[Layout element annotations]

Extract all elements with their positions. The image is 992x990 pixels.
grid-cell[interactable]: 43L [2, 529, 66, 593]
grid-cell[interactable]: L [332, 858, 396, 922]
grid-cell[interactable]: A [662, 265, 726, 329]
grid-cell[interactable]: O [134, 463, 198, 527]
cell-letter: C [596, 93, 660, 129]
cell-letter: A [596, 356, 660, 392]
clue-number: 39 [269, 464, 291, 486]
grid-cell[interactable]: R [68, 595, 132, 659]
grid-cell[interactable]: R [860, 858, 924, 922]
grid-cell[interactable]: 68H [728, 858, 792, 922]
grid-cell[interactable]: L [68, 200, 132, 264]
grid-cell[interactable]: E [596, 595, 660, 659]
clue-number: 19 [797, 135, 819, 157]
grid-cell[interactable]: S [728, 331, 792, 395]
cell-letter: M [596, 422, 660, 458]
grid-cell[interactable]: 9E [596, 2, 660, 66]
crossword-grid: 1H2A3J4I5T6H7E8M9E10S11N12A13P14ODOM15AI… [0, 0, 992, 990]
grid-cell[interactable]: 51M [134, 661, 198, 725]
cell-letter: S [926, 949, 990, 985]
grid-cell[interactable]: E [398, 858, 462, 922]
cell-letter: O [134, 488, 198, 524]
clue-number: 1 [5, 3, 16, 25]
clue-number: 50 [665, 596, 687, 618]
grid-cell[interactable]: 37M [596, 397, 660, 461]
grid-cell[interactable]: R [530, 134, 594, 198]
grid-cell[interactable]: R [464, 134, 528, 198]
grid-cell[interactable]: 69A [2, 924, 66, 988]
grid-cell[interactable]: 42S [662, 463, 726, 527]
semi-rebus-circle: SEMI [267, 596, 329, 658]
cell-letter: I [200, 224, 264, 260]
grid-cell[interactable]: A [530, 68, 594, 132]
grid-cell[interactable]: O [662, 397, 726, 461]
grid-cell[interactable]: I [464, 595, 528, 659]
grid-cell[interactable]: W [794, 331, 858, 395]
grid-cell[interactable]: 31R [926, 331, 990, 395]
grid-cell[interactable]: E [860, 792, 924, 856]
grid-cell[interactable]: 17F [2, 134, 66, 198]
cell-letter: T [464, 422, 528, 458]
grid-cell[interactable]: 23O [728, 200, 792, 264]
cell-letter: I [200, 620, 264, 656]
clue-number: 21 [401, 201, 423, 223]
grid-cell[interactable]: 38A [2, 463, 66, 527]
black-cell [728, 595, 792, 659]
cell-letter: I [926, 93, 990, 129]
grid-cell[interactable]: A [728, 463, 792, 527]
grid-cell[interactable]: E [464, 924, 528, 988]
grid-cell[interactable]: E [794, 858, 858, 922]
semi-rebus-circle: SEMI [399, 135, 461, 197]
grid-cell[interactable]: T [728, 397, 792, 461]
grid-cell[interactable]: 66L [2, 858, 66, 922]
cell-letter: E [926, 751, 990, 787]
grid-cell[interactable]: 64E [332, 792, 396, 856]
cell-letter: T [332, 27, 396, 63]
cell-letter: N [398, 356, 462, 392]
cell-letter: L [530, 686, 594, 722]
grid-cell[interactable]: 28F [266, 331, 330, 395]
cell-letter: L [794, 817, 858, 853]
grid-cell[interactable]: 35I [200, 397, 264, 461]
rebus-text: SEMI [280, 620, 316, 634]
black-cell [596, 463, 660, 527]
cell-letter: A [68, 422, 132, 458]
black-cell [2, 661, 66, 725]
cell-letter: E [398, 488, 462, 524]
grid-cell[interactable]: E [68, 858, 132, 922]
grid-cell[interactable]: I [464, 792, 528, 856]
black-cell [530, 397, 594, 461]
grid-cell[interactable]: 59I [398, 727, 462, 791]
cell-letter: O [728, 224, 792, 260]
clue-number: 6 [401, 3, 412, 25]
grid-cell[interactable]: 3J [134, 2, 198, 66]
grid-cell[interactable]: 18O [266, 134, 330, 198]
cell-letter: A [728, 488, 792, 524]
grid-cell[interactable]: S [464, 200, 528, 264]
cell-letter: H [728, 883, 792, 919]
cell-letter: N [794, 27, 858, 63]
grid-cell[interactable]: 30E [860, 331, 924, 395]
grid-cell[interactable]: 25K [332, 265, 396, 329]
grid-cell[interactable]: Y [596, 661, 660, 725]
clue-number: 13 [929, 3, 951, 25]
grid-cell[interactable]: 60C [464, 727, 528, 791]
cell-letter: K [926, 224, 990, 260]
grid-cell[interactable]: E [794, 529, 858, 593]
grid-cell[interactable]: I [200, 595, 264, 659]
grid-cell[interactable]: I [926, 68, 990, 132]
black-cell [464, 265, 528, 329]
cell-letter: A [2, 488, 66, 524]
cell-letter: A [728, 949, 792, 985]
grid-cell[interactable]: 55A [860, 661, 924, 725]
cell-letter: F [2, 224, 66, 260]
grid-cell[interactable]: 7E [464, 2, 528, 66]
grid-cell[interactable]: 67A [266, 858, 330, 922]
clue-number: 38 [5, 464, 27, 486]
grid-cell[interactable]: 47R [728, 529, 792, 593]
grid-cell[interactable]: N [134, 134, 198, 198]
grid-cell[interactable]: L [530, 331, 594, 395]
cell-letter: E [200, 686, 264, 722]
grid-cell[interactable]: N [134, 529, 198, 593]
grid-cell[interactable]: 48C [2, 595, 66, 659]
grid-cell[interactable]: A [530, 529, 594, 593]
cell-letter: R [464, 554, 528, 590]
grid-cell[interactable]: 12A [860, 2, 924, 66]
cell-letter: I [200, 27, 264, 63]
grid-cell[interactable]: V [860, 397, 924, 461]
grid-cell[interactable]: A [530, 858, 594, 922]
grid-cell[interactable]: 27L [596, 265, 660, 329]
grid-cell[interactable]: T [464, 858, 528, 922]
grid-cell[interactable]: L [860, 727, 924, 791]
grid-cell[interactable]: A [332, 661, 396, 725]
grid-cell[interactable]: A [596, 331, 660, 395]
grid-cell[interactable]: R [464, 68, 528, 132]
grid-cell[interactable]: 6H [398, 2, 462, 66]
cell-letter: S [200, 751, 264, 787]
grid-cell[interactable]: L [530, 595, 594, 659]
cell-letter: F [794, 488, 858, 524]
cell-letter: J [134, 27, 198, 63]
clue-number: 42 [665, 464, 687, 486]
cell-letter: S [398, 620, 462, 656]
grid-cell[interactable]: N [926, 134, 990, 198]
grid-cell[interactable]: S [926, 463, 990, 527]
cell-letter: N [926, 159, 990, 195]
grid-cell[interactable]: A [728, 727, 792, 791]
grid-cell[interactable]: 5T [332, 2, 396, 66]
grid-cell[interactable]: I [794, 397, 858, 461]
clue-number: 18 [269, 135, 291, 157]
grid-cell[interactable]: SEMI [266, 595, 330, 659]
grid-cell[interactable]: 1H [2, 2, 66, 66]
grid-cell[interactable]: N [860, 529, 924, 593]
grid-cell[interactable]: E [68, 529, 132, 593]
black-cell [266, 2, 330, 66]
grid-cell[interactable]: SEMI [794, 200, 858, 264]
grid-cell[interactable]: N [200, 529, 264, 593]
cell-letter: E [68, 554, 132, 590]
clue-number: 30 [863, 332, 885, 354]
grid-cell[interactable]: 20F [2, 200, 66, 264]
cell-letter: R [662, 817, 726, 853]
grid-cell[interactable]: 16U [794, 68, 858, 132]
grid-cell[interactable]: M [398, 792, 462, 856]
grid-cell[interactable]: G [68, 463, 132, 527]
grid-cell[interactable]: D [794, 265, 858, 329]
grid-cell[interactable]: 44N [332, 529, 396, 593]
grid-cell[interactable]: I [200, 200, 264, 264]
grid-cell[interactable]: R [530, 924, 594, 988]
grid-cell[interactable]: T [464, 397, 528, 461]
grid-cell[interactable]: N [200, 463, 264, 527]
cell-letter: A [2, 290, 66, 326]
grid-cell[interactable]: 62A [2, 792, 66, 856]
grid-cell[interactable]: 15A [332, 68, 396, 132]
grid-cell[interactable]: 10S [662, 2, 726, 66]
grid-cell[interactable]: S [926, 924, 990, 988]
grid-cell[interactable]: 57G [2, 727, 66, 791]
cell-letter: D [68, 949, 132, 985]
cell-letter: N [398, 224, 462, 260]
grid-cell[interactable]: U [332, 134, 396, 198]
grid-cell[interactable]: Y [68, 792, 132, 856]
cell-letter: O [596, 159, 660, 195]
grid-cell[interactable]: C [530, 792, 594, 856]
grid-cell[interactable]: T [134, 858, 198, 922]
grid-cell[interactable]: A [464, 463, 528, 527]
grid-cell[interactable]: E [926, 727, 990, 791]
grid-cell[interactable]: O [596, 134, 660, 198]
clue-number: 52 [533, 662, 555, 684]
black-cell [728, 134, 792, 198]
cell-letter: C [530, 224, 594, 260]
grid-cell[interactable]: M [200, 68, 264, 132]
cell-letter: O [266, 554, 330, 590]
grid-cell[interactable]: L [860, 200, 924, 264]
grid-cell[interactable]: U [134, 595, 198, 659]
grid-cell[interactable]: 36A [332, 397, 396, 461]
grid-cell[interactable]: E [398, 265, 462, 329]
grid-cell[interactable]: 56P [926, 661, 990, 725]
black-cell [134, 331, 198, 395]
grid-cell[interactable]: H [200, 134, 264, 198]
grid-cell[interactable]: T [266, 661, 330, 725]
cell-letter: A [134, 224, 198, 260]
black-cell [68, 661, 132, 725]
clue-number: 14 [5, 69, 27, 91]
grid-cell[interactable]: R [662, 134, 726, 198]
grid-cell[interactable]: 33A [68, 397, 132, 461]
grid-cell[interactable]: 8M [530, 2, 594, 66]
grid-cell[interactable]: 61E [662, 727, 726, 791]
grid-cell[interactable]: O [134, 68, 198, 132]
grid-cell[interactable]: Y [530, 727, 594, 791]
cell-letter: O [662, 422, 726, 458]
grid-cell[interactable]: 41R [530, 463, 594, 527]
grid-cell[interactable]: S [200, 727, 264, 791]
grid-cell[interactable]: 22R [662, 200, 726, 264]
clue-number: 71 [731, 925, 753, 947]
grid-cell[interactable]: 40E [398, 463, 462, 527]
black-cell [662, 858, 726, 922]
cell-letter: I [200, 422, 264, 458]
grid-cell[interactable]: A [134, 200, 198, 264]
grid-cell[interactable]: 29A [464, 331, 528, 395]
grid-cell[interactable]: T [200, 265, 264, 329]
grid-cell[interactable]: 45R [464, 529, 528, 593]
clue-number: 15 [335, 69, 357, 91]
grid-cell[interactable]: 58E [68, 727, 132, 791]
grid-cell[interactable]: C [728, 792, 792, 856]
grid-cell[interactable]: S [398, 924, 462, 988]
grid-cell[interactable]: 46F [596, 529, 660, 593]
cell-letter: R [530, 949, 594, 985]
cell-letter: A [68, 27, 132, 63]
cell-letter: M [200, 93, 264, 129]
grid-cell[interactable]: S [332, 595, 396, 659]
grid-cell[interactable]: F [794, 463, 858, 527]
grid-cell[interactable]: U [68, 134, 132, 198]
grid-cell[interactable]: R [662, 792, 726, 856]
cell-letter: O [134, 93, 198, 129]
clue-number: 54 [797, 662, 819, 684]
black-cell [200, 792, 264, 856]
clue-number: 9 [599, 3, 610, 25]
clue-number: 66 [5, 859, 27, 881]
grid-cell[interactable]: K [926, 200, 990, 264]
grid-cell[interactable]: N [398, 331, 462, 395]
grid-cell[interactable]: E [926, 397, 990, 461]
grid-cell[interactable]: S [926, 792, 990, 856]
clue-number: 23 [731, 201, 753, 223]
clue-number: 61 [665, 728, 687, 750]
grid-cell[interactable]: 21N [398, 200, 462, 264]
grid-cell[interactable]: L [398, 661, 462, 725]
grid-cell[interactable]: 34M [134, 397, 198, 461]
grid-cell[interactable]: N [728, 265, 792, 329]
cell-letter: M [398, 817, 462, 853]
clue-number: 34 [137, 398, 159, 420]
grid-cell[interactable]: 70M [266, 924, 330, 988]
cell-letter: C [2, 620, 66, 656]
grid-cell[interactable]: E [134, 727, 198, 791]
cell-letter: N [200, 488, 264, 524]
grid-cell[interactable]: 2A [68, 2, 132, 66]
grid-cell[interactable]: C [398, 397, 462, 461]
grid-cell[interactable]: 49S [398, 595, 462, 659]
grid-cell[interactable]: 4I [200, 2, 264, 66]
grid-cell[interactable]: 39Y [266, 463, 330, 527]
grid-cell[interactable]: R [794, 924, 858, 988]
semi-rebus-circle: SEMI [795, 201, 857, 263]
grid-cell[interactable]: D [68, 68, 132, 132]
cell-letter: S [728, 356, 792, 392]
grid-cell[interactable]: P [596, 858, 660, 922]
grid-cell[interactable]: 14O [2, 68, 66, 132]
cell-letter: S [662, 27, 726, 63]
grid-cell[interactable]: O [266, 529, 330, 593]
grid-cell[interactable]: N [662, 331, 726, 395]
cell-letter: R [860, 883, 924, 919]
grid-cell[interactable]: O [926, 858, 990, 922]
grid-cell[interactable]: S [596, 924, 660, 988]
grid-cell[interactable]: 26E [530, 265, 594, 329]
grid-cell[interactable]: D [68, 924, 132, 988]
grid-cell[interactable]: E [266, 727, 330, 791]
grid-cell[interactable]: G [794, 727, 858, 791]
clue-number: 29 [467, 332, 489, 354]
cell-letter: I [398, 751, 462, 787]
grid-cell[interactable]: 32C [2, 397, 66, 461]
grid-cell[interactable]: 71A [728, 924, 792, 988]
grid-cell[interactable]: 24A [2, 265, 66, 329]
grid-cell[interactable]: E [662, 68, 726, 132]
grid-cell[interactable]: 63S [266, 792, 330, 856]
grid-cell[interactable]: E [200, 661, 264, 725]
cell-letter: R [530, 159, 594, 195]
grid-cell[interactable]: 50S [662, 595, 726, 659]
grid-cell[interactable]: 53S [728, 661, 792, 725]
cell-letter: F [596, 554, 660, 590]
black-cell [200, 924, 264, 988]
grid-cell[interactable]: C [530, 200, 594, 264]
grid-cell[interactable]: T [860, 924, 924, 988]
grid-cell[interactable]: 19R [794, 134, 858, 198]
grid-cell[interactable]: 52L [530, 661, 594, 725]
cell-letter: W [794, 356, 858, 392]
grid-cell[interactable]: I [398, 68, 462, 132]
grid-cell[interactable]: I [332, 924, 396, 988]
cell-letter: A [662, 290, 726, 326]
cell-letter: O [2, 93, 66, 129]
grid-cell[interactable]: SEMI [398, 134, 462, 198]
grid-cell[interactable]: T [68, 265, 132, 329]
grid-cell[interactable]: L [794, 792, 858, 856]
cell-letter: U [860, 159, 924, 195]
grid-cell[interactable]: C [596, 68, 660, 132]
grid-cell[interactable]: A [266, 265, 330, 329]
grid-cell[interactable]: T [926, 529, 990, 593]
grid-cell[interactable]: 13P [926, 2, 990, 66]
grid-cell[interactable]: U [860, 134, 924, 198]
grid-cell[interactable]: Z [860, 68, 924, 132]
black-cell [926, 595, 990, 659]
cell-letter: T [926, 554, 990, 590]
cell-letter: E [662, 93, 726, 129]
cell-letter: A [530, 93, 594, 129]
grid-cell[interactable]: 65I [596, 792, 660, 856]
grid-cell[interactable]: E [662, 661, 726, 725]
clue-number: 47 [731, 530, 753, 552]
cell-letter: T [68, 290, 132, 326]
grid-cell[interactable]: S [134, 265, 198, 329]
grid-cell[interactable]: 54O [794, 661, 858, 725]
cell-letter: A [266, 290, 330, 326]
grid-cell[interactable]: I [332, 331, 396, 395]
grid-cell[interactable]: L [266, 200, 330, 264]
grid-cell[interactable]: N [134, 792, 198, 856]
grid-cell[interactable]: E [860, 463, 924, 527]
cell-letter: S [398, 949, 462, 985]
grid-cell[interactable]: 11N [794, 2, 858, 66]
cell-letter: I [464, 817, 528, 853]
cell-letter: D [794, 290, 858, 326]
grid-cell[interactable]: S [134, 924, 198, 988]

What is being asked
Copy the listing from its first line through the line containing "grid-cell[interactable]: R [860, 858, 924, 922]", renaming "clue-number" to "clue-label" and leaving everything else unchanged.

Finished task
Extract all elements with their positions. The image is 992x990 pixels.
grid-cell[interactable]: 43L [2, 529, 66, 593]
grid-cell[interactable]: L [332, 858, 396, 922]
grid-cell[interactable]: A [662, 265, 726, 329]
grid-cell[interactable]: O [134, 463, 198, 527]
cell-letter: C [596, 93, 660, 129]
cell-letter: A [596, 356, 660, 392]
clue-label: 39 [269, 464, 291, 486]
grid-cell[interactable]: R [68, 595, 132, 659]
grid-cell[interactable]: R [860, 858, 924, 922]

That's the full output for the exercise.